### Your instructions
Copy out the data below as written; omit any images.

Stored records:
━━━━━━━━━━

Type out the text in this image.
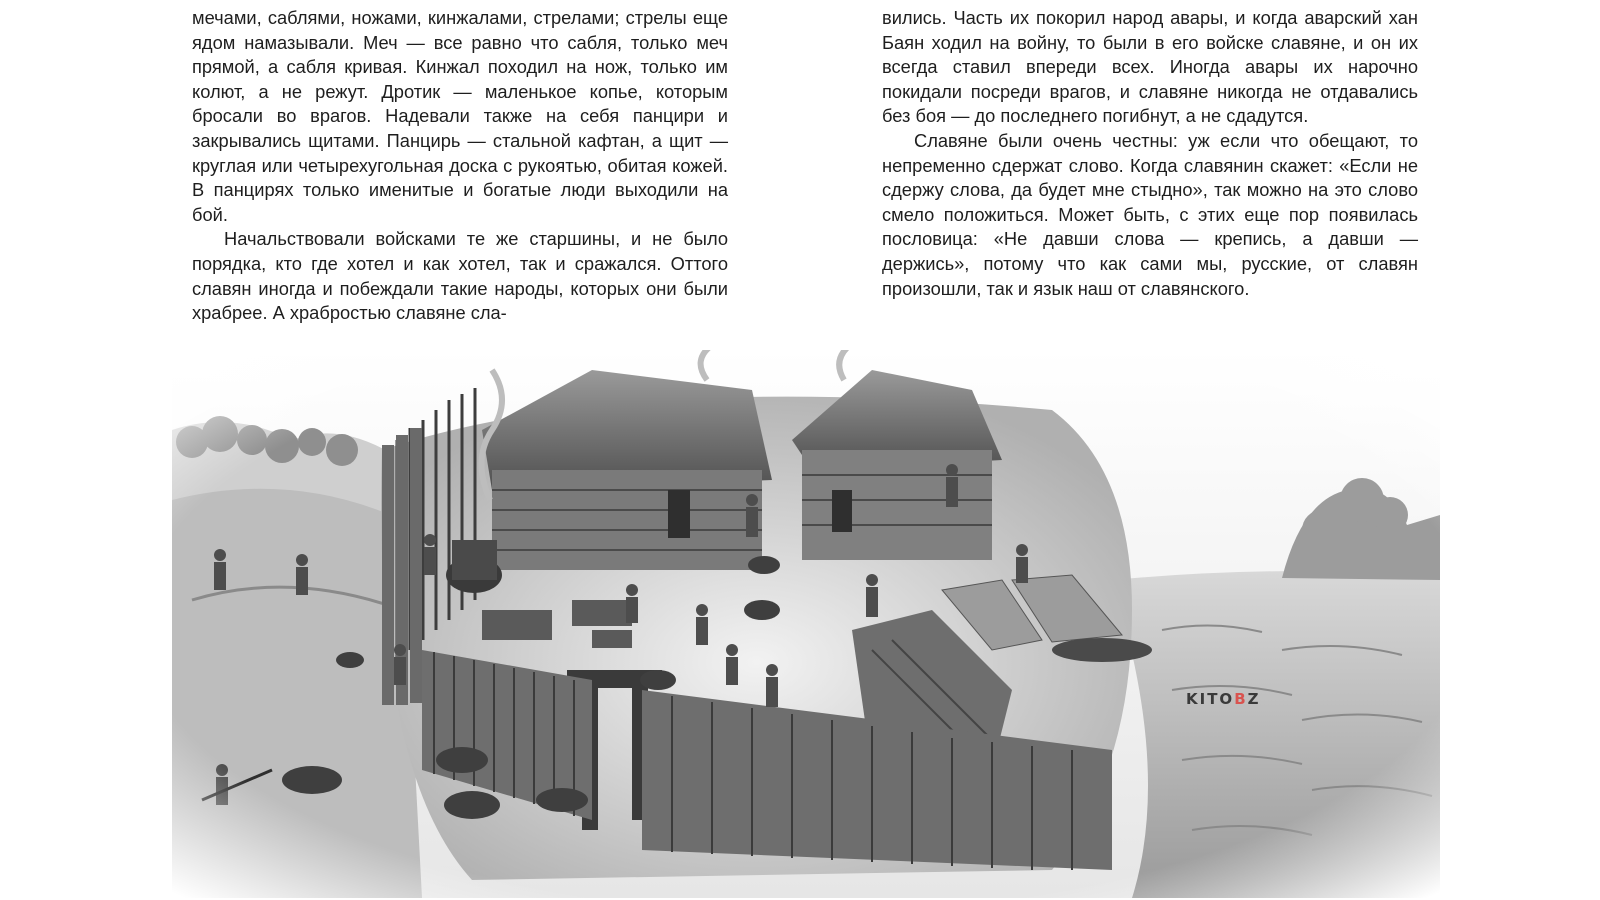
мечами, саблями, ножами, кинжалами, стрелами; стрелы еще ядом намазывали. Меч — все равно что сабля, только меч прямой, а сабля кривая. Кинжал походил на нож, только им колют, а не режут. Дротик — маленькое копье, которым бросали во врагов. Надевали также на себя панцири и закрывались щитами. Панцирь — стальной кафтан, а щит — круглая или четырехугольная доска с рукоятью, обитая кожей. В панцирях только именитые и богатые люди выходили на бой.

Начальствовали войсками те же старшины, и не было порядка, кто где хотел и как хотел, так и сражался. Оттого славян иногда и побеждали такие народы, которых они были храбрее. А храбростью славяне сла-

вились. Часть их покорил народ авары, и когда аварский хан Баян ходил на войну, то были в его войске славяне, и он их всегда ставил впереди всех. Иногда авары их нарочно покидали посреди врагов, и славяне никогда не отдавались без боя — до последнего погибнут, а не сдадутся.

Славяне были очень честны: уж если что обещают, то непременно сдержат слово. Когда славянин скажет: «Если не сдержу слова, да будет мне стыдно», так можно на это слово смело положиться. Может быть, с этих еще пор появилась пословица: «Не давши слова — крепись, а давши — держись», потому что как сами мы, русские, от славян произошли, так и язык наш от славянского.

KITOBZ
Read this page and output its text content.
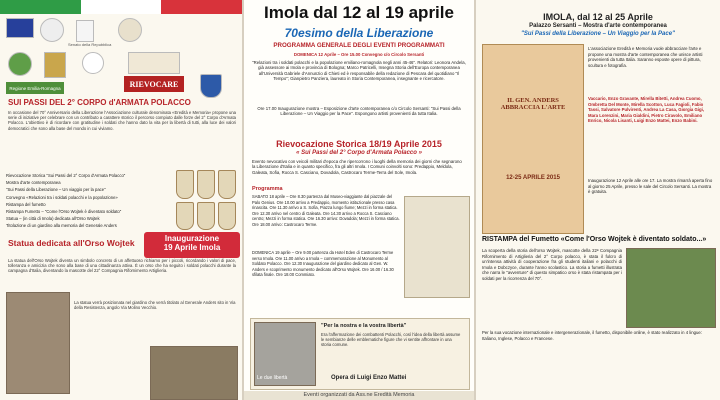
Senato della Repubblica
Regione Emilia-Romagna	RIEVOCARE
SUI PASSI DEL 2° CORPO d'ARMATA POLACCO
In occasione del 70° Anniversario della Liberazione l'Associazione culturale denominata «Eredità e Memoria» propone una serie di iniziative per celebrare con un contributo a carattere storico il percorso compiuto dalle forze del 2° Corpo d'Armata Polacco. L'obiettivo è di ricordare con gratitudine i soldati che hanno dato la vita per la libertà di tutti, alla luce dei valori democratici che sono alla base del mondo in cui viviamo.
Rievocazione Storica "Sui Passi del 2° Corpo d'Armata Polacco"
Mostra d'arte contemporanea
"Sui Passi della Liberazione – Un viaggio per la pace"
Convegno «Relazioni tra i soldati polacchi e la popolazione»
Ristampa del fumetto
Ristampa Fumetto – "Come l'Orso Wojtek è diventato soldato"
Statua – (in città di Imola) dedicata all'Orso Wojtek
Titolazione di un giardino alla memoria del Generale Anders
Statua dedicata all'Orso Wojtek	Inaugurazione
19 Aprile Imola
La statua dell'Orso Wojtek diventa un simbolo concreto di un affettuoso richiamo per i piccoli, ricordando i valori di pace, tolleranza e amicizia che sono alla base di una cittadinanza attiva. È un orso che ha seguito i soldati polacchi durante la campagna d'Italia, diventando la mascotte del 22° Compagnia Rifornimento Artiglieria.
La statua verrà posizionata nel giardino che verrà titolato al Generale Anders sito in Via della Resistenza, angolo Via Molino Vecchio.
Imola dal 12 al 19 aprile
70esimo della Liberazione
PROGRAMMA GENERALE DEGLI EVENTI PROGRAMMATI
DOMENICA 12 Aprile – Ore 15.00 Convegno c/o Circolo Sersanti
"Relazioni tra i soldati polacchi e la popolazione emiliano-romagnola negli anni 45-46". Relatori: Leonora Andela, già assessore ai Imola e provincia di Bologna; Marco Patricelli, Insegna Storia dell'Europa contemporanea all'Università Gabriele d'Annunzio di Chieti ed è responsabile della redazione di Pescara del quotidiano "Il Tempo"; Gianpietro Panziera, laureato in Storia Contemporanea, insegnante e ricercatore.
Ore 17.00 Inaugurazione mostra – Esposizione d'arte contemporanea c/o Circolo Sersanti: "Sui Passi della Liberazione – Un Viaggio per la Pace". Espongono artisti provenienti da tutta Italia.
Rievocazione Storica 18/19 Aprile 2015
« Sui Passi del 2° Corpo d'Armata Polacco »
Evento nevocativo con veicoli militari d'epoca che ripercorrono i luoghi della memoria dei giorni che segnarono la Liberazione d'Italia e in quanto specifico, fra gli altri Imola. I Comuni coinvolti sono: Predappio, Meldola, Galeata, Sofia, Rocca S. Casciano, Dovadola, Castrocaro Terme-Terra del Sole, Imola.
Programma
SABATO 18 aprile – Ore 8.30 partenza dal Museo-viaggiante dal piazzale del Palo Genius. Ore 10.00 arrivo a Predappio, momento istituzionale presso casa rinascita. Ore 11.30 arrivo a S. Sofia, Piazza lungo fiume; Mezzi in forma statica. Ore 12.30 arrivo nel centro di Galeata. Ore 14.30 arrivo a Rocca S. Casciano centro; Mezzi in forma statica. Ore 16.30 arrivo: Dovadola; Mezzi in forma statica. Ore 18.00 arrivo: Castrocaro Terme.
DOMENICA 19 aprile – Ore 9.00 partenza da Hotel Eden di Castrocaro Terme verso Imola. Ore 11.00 arrivo a Imola – commemorazione al Monumento al Soldato Polacco. Ore 12.30 Inaugurazione del giardino dedicato al Gen. W. Anders e scoprimento monumento dedicato all'Orso Wojtek. Ore 16.00 / 16.30 sfilata finale. Ore 18.00 Commiato.
Le due libertà
"Per la nostra e la vostra libertà"
Era l'affermazione dei combattenti Polacchi, così l'idea della libertà assume le sembianze delle emblematiche figure che vi sentite affrontare in una storia comune.
Opera di Luigi Enzo Mattei
Eventi organizzati da Ass.ne Eredità Memoria
IMOLA, dal 12 al 25 Aprile
Palazzo Sersanti – Mostra d'arte contemporanea
"Sui Passi della Liberazione – Un Viaggio per la Pace"
IL GEN. ANDERS ABBRACCIA L'ARTE
12-25 APRILE 2015
L'associazione Eredità e Memoria vuole abbracciare l'arte e propone una mostra d'arte contemporanea che unisce artisti provenienti da tutta Italia. Saranno esposte opere di pittura, scultura e fotografia.
Vaccario, Enzo Gravante, Mirella Bitetti, Andrea Cuomo, Ombretta Del Monte, Mirella Scotton, Luca Fagioli, Fabio Tassi, Salvatore Pulvirenti, Andrea La Casa, Giorgia Gigi, Mara Lorenzini, Maria Gialdini, Pietro Ciravolo, Emiliano Enrico, Nicola Lisanti, Luigi Enzo Mattei, Enzo Babini.
Inaugurazione 12 Aprile alle ore 17. La mostra rimarrà aperta fino al giorno 25 Aprile, presso le sale del Circolo Sersanti. La mostra è gratuita.
RISTAMPA del Fumetto «Come l'Orso Wojtek è diventato soldato...»
La scoperta della storia dell'orso Wojtek, mascotte della 22ª Compagnia Rifornimento di Artiglieria del 2° Corpo polacco, è stata il fulcro di un'intensa attività di cooperazione fra gli studenti italiani e polacchi di Imola e Dobczyce, durante l'anno scolastico. La storia a fumetti illustrata che narra le "avventure" di questo simpatico orso è stata ristampata per i soldati per la ricorrenza del 70°.
Per la sua vocazione internazionale e intergenerazionale, il fumetto, disponibile online, è stato realizzato in 4 lingue: Italiano, Inglese, Polacco e Francese.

━━━━━━━━━━

### Answer to this problem
Type out the text in this image.
мечами, саблями, ножами, кинжалами, стрелами; стрелы еще ядом намазывали. Меч — все равно что сабля, только меч прямой, а сабля кривая. Кинжал походил на нож, только им колют, а не режут. Дротик — маленькое копье, которым бросали во врагов. Надевали также на себя панцири и закрывались щитами. Панцирь — стальной кафтан, а щит — круглая или четырехугольная доска с рукоятью, обитая кожей. В панцирях только именитые и богатые люди выходили на бой.

Начальствовали войсками те же старшины, и не было порядка, кто где хотел и как хотел, так и сражался. Оттого славян иногда и побеждали такие народы, которых они были храбрее. А храбростью славяне сла-

вились. Часть их покорил народ авары, и когда аварский хан Баян ходил на войну, то были в его войске славяне, и он их всегда ставил впереди всех. Иногда авары их нарочно покидали посреди врагов, и славяне никогда не отдавались без боя — до последнего погибнут, а не сдадутся.

Славяне были очень честны: уж если что обещают, то непременно сдержат слово. Когда славянин скажет: «Если не сдержу слова, да будет мне стыдно», так можно на это слово смело положиться. Может быть, с этих еще пор появилась пословица: «Не давши слова — крепись, а давши — держись», потому что как сами мы, русские, от славян произошли, так и язык наш от славянского.

KITOBZ
Read this page and output its text content.
Senato della Repubblica
Regione Emilia-Romagna	RIEVOCARE
SUI PASSI DEL 2° CORPO d'ARMATA POLACCO
In occasione del 70° Anniversario della Liberazione l'Associazione culturale denominata «Eredità e Memoria» propone una serie di iniziative per celebrare con un contributo a carattere storico il percorso compiuto dalle forze del 2° Corpo d'Armata Polacco. L'obiettivo è di ricordare con gratitudine i soldati che hanno dato la vita per la libertà di tutti, alla luce dei valori democratici che sono alla base del mondo in cui viviamo.
Rievocazione Storica "Sui Passi del 2° Corpo d'Armata Polacco"
Mostra d'arte contemporanea
"Sui Passi della Liberazione – Un viaggio per la pace"
Convegno «Relazioni tra i soldati polacchi e la popolazione»
Ristampa del fumetto
Ristampa Fumetto – "Come l'Orso Wojtek è diventato soldato"
Statua – (in città di Imola) dedicata all'Orso Wojtek
Titolazione di un giardino alla memoria del Generale Anders
Statua dedicata all'Orso Wojtek	Inaugurazione
19 Aprile Imola
La statua dell'Orso Wojtek diventa un simbolo concreto di un affettuoso richiamo per i piccoli, ricordando i valori di pace, tolleranza e amicizia che sono alla base di una cittadinanza attiva. È un orso che ha seguito i soldati polacchi durante la campagna d'Italia, diventando la mascotte del 22° Compagnia Rifornimento Artiglieria.
La statua verrà posizionata nel giardino che verrà titolato al Generale Anders sito in Via della Resistenza, angolo Via Molino Vecchio.
Imola dal 12 al 19 aprile
70esimo della Liberazione
PROGRAMMA GENERALE DEGLI EVENTI PROGRAMMATI
DOMENICA 12 Aprile – Ore 15.00 Convegno c/o Circolo Sersanti
"Relazioni tra i soldati polacchi e la popolazione emiliano-romagnola negli anni 45-46". Relatori: Leonora Andela, già assessore ai Imola e provincia di Bologna; Marco Patricelli, Insegna Storia dell'Europa contemporanea all'Università Gabriele d'Annunzio di Chieti ed è responsabile della redazione di Pescara del quotidiano "Il Tempo"; Gianpietro Panziera, laureato in Storia Contemporanea, insegnante e ricercatore.
Ore 17.00 Inaugurazione mostra – Esposizione d'arte contemporanea c/o Circolo Sersanti: "Sui Passi della Liberazione – Un Viaggio per la Pace". Espongono artisti provenienti da tutta Italia.
Rievocazione Storica 18/19 Aprile 2015
« Sui Passi del 2° Corpo d'Armata Polacco »
Evento nevocativo con veicoli militari d'epoca che ripercorrono i luoghi della memoria dei giorni che segnarono la Liberazione d'Italia e in quanto specifico, fra gli altri Imola. I Comuni coinvolti sono: Predappio, Meldola, Galeata, Sofia, Rocca S. Casciano, Dovadola, Castrocaro Terme-Terra del Sole, Imola.
Programma
SABATO 18 aprile – Ore 8.30 partenza dal Museo-viaggiante dal piazzale del Palo Genius. Ore 10.00 arrivo a Predappio, momento istituzionale presso casa rinascita. Ore 11.30 arrivo a S. Sofia, Piazza lungo fiume; Mezzi in forma statica. Ore 12.30 arrivo nel centro di Galeata. Ore 14.30 arrivo a Rocca S. Casciano centro; Mezzi in forma statica. Ore 16.30 arrivo: Dovadola; Mezzi in forma statica. Ore 18.00 arrivo: Castrocaro Terme.
DOMENICA 19 aprile – Ore 9.00 partenza da Hotel Eden di Castrocaro Terme verso Imola. Ore 11.00 arrivo a Imola – commemorazione al Monumento al Soldato Polacco. Ore 12.30 Inaugurazione del giardino dedicato al Gen. W. Anders e scoprimento monumento dedicato all'Orso Wojtek. Ore 16.00 / 16.30 sfilata finale. Ore 18.00 Commiato.
Le due libertà
"Per la nostra e la vostra libertà"
Era l'affermazione dei combattenti Polacchi, così l'idea della libertà assume le sembianze delle emblematiche figure che vi sentite affrontare in una storia comune.
Opera di Luigi Enzo Mattei
Eventi organizzati da Ass.ne Eredità Memoria
IMOLA, dal 12 al 25 Aprile
Palazzo Sersanti – Mostra d'arte contemporanea
"Sui Passi della Liberazione – Un Viaggio per la Pace"
IL GEN. ANDERS ABBRACCIA L'ARTE
12-25 APRILE 2015
L'associazione Eredità e Memoria vuole abbracciare l'arte e propone una mostra d'arte contemporanea che unisce artisti provenienti da tutta Italia. Saranno esposte opere di pittura, scultura e fotografia.
Vaccario, Enzo Gravante, Mirella Bitetti, Andrea Cuomo, Ombretta Del Monte, Mirella Scotton, Luca Fagioli, Fabio Tassi, Salvatore Pulvirenti, Andrea La Casa, Giorgia Gigi, Mara Lorenzini, Maria Gialdini, Pietro Ciravolo, Emiliano Enrico, Nicola Lisanti, Luigi Enzo Mattei, Enzo Babini.
Inaugurazione 12 Aprile alle ore 17. La mostra rimarrà aperta fino al giorno 25 Aprile, presso le sale del Circolo Sersanti. La mostra è gratuita.
RISTAMPA del Fumetto «Come l'Orso Wojtek è diventato soldato...»
La scoperta della storia dell'orso Wojtek, mascotte della 22ª Compagnia Rifornimento di Artiglieria del 2° Corpo polacco, è stata il fulcro di un'intensa attività di cooperazione fra gli studenti italiani e polacchi di Imola e Dobczyce, durante l'anno scolastico. La storia a fumetti illustrata che narra le "avventure" di questo simpatico orso è stata ristampata per i soldati per la ricorrenza del 70°.
Per la sua vocazione internazionale e intergenerazionale, il fumetto, disponibile online, è stato realizzato in 4 lingue: Italiano, Inglese, Polacco e Francese.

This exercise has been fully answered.